---------- Data records

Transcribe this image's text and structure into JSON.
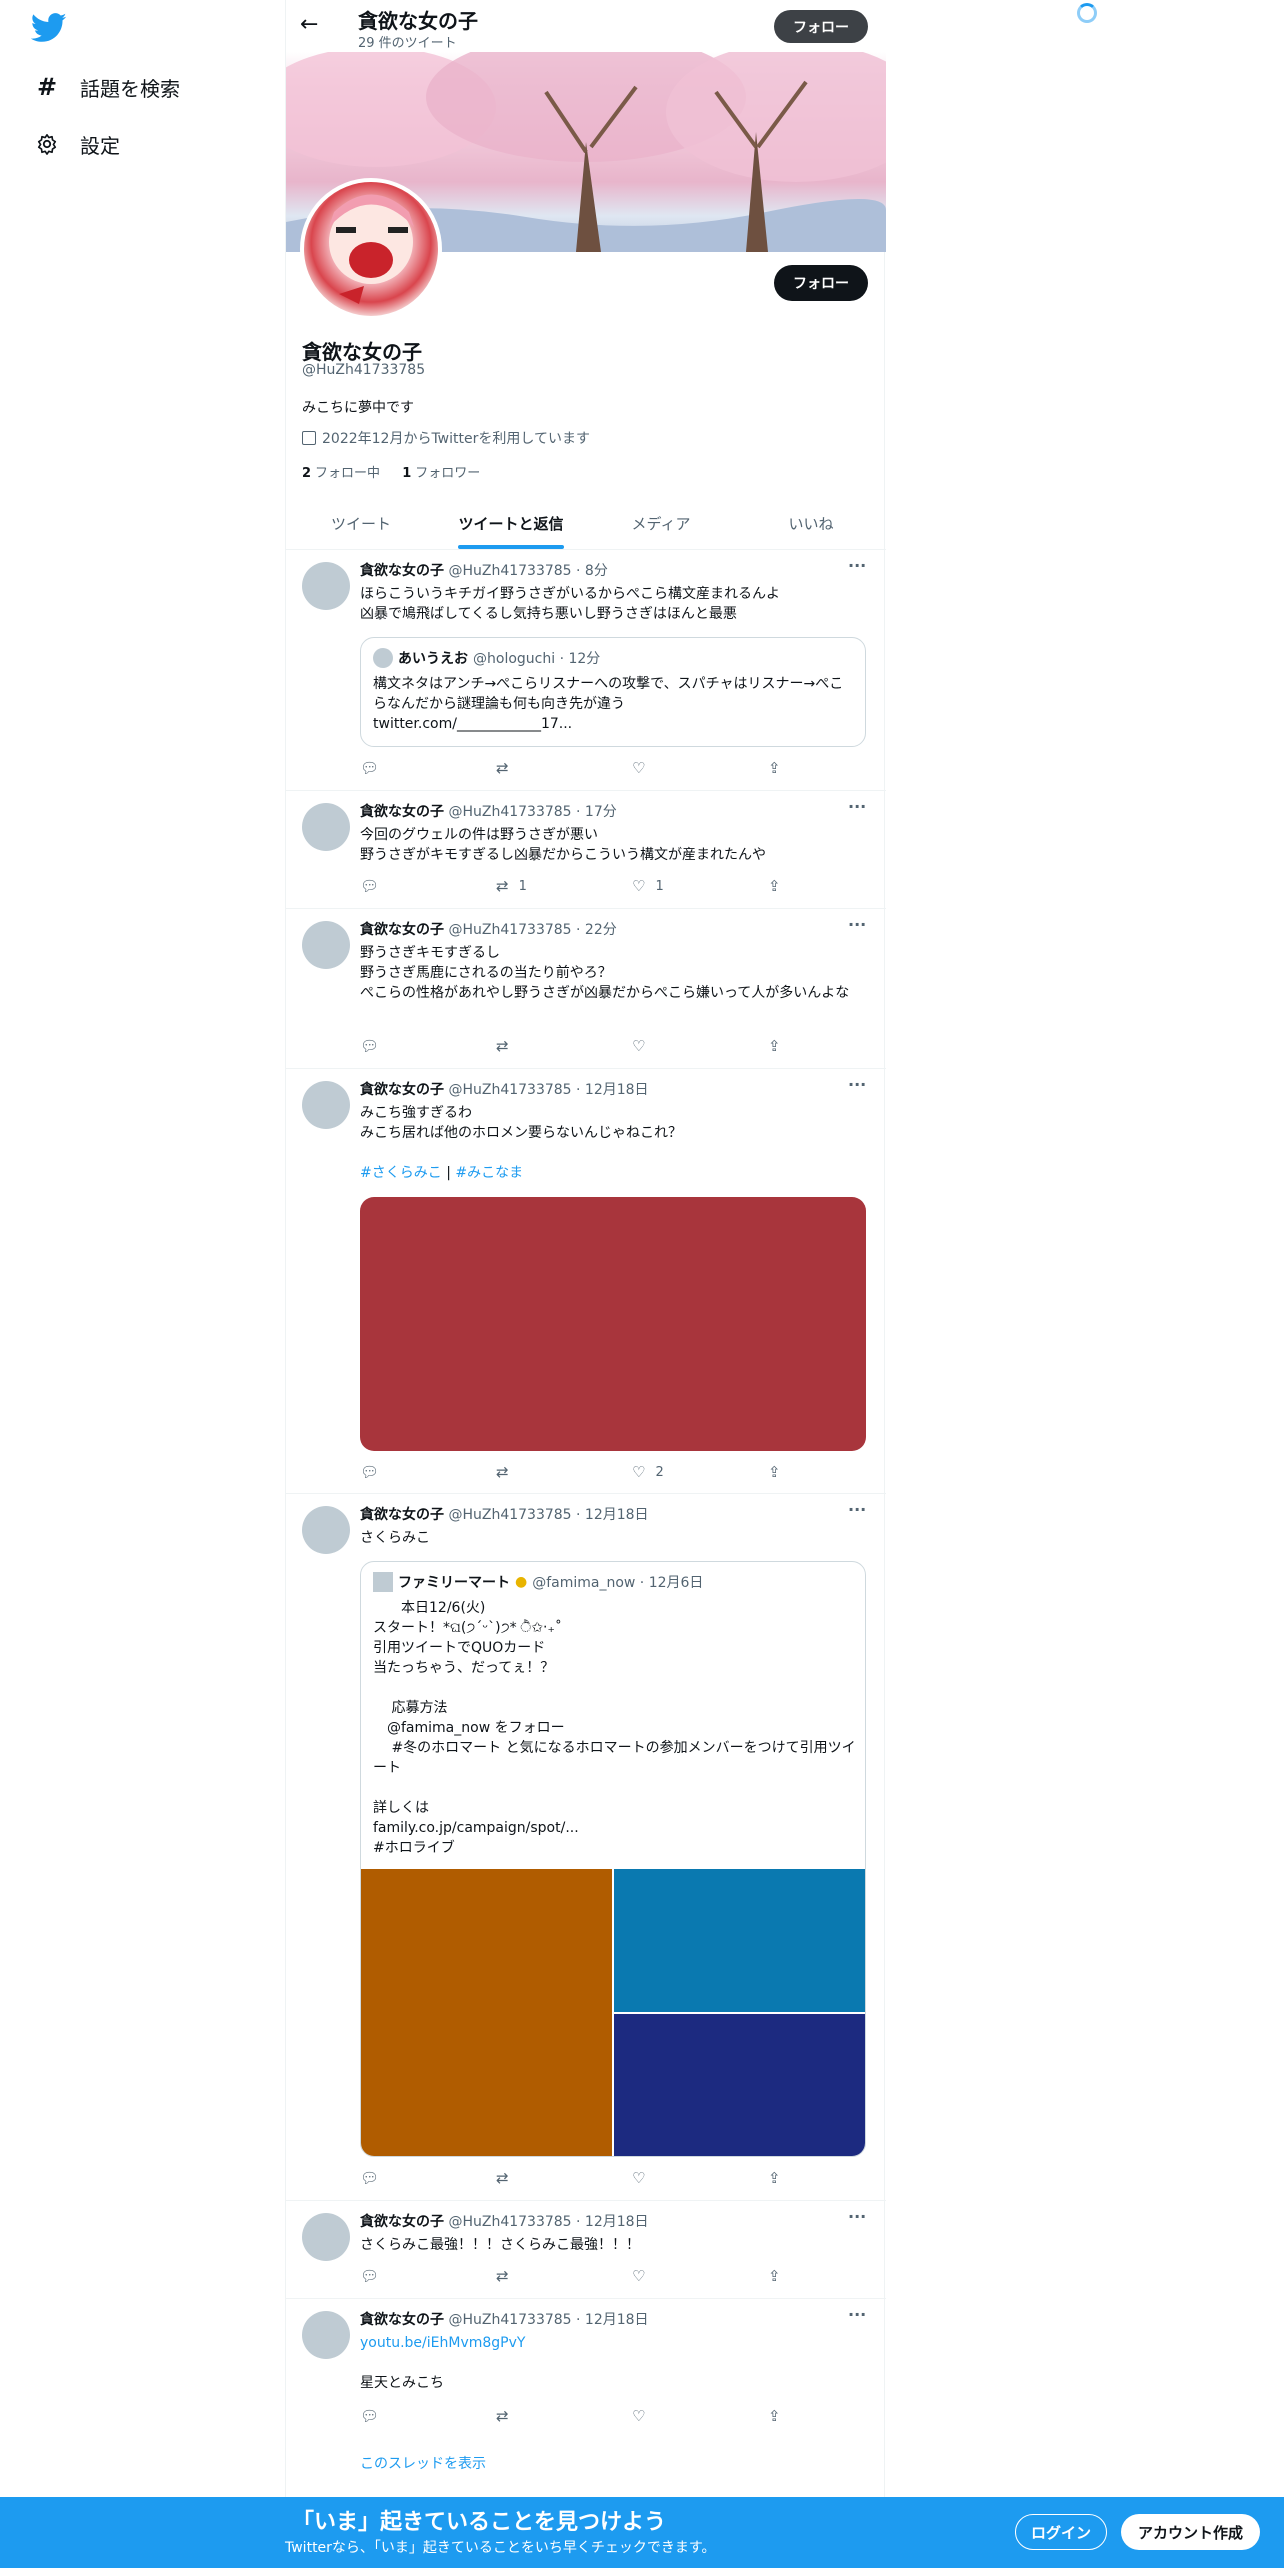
{
  "nav": {
    "explore": "話題を検索",
    "settings": "設定"
  },
  "header": {
    "name": "貪欲な女の子",
    "tweet_count": "29 件のツイート",
    "follow": "フォロー"
  },
  "profile": {
    "name": "貪欲な女の子",
    "handle": "@HuZh41733785",
    "bio": "みこちに夢中です",
    "joined": "2022年12月からTwitterを利用しています",
    "following_count": "2",
    "following_label": "フォロー中",
    "followers_count": "1",
    "followers_label": "フォロワー",
    "follow": "フォロー"
  },
  "tabs": [
    "ツイート",
    "ツイートと返信",
    "メディア",
    "いいね"
  ],
  "tweets": [
    {
      "name": "貪欲な女の子",
      "meta": "@HuZh41733785 · 8分",
      "text": "ほらこういうキチガイ野うさぎがいるからぺこら構文産まれるんよ\n凶暴で鳩飛ばしてくるし気持ち悪いし野うさぎはほんと最悪",
      "quote": {
        "name": "あいうえお",
        "meta": "@hologuchi · 12分",
        "text": "構文ネタはアンチ→ぺこらリスナーへの攻撃で、スパチャはリスナー→ぺこらなんだから謎理論も何も向き先が違う\ntwitter.com/____________17..."
      },
      "retweets": "",
      "likes": ""
    },
    {
      "name": "貪欲な女の子",
      "meta": "@HuZh41733785 · 17分",
      "text": "今回のグウェルの件は野うさぎが悪い\n野うさぎがキモすぎるし凶暴だからこういう構文が産まれたんや",
      "retweets": "1",
      "likes": "1"
    },
    {
      "name": "貪欲な女の子",
      "meta": "@HuZh41733785 · 22分",
      "text": "野うさぎキモすぎるし\n野うさぎ馬鹿にされるの当たり前やろ？\nぺこらの性格があれやし野うさぎが凶暴だからぺこら嫌いって人が多いんよな",
      "retweets": "",
      "likes": ""
    },
    {
      "name": "貪欲な女の子",
      "meta": "@HuZh41733785 · 12月18日",
      "text": "みこち強すぎるわ\nみこち居れば他のホロメン要らないんじゃねこれ？",
      "hashtag1": "#さくらみこ",
      "separator": "|",
      "hashtag2": "#みこなま",
      "image_color": "#a8353c",
      "retweets": "",
      "likes": "2"
    },
    {
      "name": "貪欲な女の子",
      "meta": "@HuZh41733785 · 12月18日",
      "text": "さくらみこ",
      "quote": {
        "name": "ファミリーマート",
        "meta": "@famima_now · 12月6日",
        "text": "　　本日12/6(火)\nスタート！*ଘ(੭ˊᵕˋ)੭* ੈ✩‧₊˚\n引用ツイートでQUOカード\n当たっちゃう、だってぇ！？\n\n　 応募方法\n　@famima_now をフォロー\n　 #冬のホロマート と気になるホロマートの参加メンバーをつけて引用ツイート\n\n詳しくは\nfamily.co.jp/campaign/spot/...\n#ホロライブ",
        "images": [
          "#b05c00",
          "#0a79b0",
          "#1c2a80"
        ]
      },
      "retweets": "",
      "likes": ""
    },
    {
      "name": "貪欲な女の子",
      "meta": "@HuZh41733785 · 12月18日",
      "text": "さくらみこ最強！！！さくらみこ最強！！！",
      "retweets": "",
      "likes": ""
    },
    {
      "name": "貪欲な女の子",
      "meta": "@HuZh41733785 · 12月18日",
      "link": "youtu.be/iEhMvm8gPvY",
      "text": "星天とみこち",
      "show_thread": "このスレッドを表示",
      "retweets": "",
      "likes": ""
    }
  ],
  "banner": {
    "title": "「いま」起きていることを見つけよう",
    "subtitle": "Twitterなら、「いま」起きていることをいち早くチェックできます。",
    "login": "ログイン",
    "signup": "アカウント作成"
  },
  "colors": {
    "accent": "#1d9bf0",
    "text": "#0f1419",
    "muted": "#536471"
  }
}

--------------------

Problem statement =
Every entry should be returned exactly as written, minus the pictures.

Correct answer =
Transcribe this image's text and structure into JSON.
{
  "nav": {
    "explore": "話題を検索",
    "settings": "設定"
  },
  "header": {
    "name": "貪欲な女の子",
    "tweet_count": "29 件のツイート",
    "follow": "フォロー"
  },
  "profile": {
    "name": "貪欲な女の子",
    "handle": "@HuZh41733785",
    "bio": "みこちに夢中です",
    "joined": "2022年12月からTwitterを利用しています",
    "following_count": "2",
    "following_label": "フォロー中",
    "followers_count": "1",
    "followers_label": "フォロワー",
    "follow": "フォロー"
  },
  "tabs": [
    "ツイート",
    "ツイートと返信",
    "メディア",
    "いいね"
  ],
  "tweets": [
    {
      "name": "貪欲な女の子",
      "meta": "@HuZh41733785 · 8分",
      "text": "ほらこういうキチガイ野うさぎがいるからぺこら構文産まれるんよ\n凶暴で鳩飛ばしてくるし気持ち悪いし野うさぎはほんと最悪",
      "quote": {
        "name": "あいうえお",
        "meta": "@hologuchi · 12分",
        "text": "構文ネタはアンチ→ぺこらリスナーへの攻撃で、スパチャはリスナー→ぺこらなんだから謎理論も何も向き先が違う\ntwitter.com/____________17..."
      },
      "retweets": "",
      "likes": ""
    },
    {
      "name": "貪欲な女の子",
      "meta": "@HuZh41733785 · 17分",
      "text": "今回のグウェルの件は野うさぎが悪い\n野うさぎがキモすぎるし凶暴だからこういう構文が産まれたんや",
      "retweets": "1",
      "likes": "1"
    },
    {
      "name": "貪欲な女の子",
      "meta": "@HuZh41733785 · 22分",
      "text": "野うさぎキモすぎるし\n野うさぎ馬鹿にされるの当たり前やろ？\nぺこらの性格があれやし野うさぎが凶暴だからぺこら嫌いって人が多いんよな",
      "retweets": "",
      "likes": ""
    },
    {
      "name": "貪欲な女の子",
      "meta": "@HuZh41733785 · 12月18日",
      "text": "みこち強すぎるわ\nみこち居れば他のホロメン要らないんじゃねこれ？",
      "hashtag1": "#さくらみこ",
      "separator": "|",
      "hashtag2": "#みこなま",
      "image_color": "#a8353c",
      "retweets": "",
      "likes": "2"
    },
    {
      "name": "貪欲な女の子",
      "meta": "@HuZh41733785 · 12月18日",
      "text": "さくらみこ",
      "quote": {
        "name": "ファミリーマート",
        "meta": "@famima_now · 12月6日",
        "text": "　　本日12/6(火)\nスタート！*ଘ(੭ˊᵕˋ)੭* ੈ✩‧₊˚\n引用ツイートでQUOカード\n当たっちゃう、だってぇ！？\n\n　 応募方法\n　@famima_now をフォロー\n　 #冬のホロマート と気になるホロマートの参加メンバーをつけて引用ツイート\n\n詳しくは\nfamily.co.jp/campaign/spot/...\n#ホロライブ",
        "images": [
          "#b05c00",
          "#0a79b0",
          "#1c2a80"
        ]
      },
      "retweets": "",
      "likes": ""
    },
    {
      "name": "貪欲な女の子",
      "meta": "@HuZh41733785 · 12月18日",
      "text": "さくらみこ最強！！！さくらみこ最強！！！",
      "retweets": "",
      "likes": ""
    },
    {
      "name": "貪欲な女の子",
      "meta": "@HuZh41733785 · 12月18日",
      "link": "youtu.be/iEhMvm8gPvY",
      "text": "星天とみこち",
      "show_thread": "このスレッドを表示",
      "retweets": "",
      "likes": ""
    }
  ],
  "banner": {
    "title": "「いま」起きていることを見つけよう",
    "subtitle": "Twitterなら、「いま」起きていることをいち早くチェックできます。",
    "login": "ログイン",
    "signup": "アカウント作成"
  },
  "colors": {
    "accent": "#1d9bf0",
    "text": "#0f1419",
    "muted": "#536471"
  }
}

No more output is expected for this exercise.